→ **WHAT YOU HAVE TO DO**
Repeat the data verbatim.

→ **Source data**
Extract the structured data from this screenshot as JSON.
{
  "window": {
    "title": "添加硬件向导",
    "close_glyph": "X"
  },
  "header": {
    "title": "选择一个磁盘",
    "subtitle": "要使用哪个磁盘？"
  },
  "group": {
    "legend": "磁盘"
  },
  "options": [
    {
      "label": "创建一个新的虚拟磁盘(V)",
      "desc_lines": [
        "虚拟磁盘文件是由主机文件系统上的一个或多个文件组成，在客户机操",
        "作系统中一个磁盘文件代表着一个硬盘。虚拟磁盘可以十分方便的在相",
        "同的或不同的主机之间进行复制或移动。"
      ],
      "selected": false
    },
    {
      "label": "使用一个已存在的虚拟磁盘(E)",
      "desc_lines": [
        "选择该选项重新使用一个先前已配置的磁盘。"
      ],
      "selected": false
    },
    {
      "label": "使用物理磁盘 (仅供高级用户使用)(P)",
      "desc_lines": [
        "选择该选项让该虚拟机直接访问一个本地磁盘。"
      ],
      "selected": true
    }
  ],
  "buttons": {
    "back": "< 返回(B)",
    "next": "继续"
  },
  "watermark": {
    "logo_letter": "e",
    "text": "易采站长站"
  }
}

→ **REPLY TO THE EXERCISE**
Extract the structured data from this screenshot as JSON.
{
  "window": {
    "title": "添加硬件向导",
    "close_glyph": "X"
  },
  "header": {
    "title": "选择一个磁盘",
    "subtitle": "要使用哪个磁盘？"
  },
  "group": {
    "legend": "磁盘"
  },
  "options": [
    {
      "label": "创建一个新的虚拟磁盘(V)",
      "desc_lines": [
        "虚拟磁盘文件是由主机文件系统上的一个或多个文件组成，在客户机操",
        "作系统中一个磁盘文件代表着一个硬盘。虚拟磁盘可以十分方便的在相",
        "同的或不同的主机之间进行复制或移动。"
      ],
      "selected": false
    },
    {
      "label": "使用一个已存在的虚拟磁盘(E)",
      "desc_lines": [
        "选择该选项重新使用一个先前已配置的磁盘。"
      ],
      "selected": false
    },
    {
      "label": "使用物理磁盘 (仅供高级用户使用)(P)",
      "desc_lines": [
        "选择该选项让该虚拟机直接访问一个本地磁盘。"
      ],
      "selected": true
    }
  ],
  "buttons": {
    "back": "< 返回(B)",
    "next": "继续"
  },
  "watermark": {
    "logo_letter": "e",
    "text": "易采站长站"
  }
}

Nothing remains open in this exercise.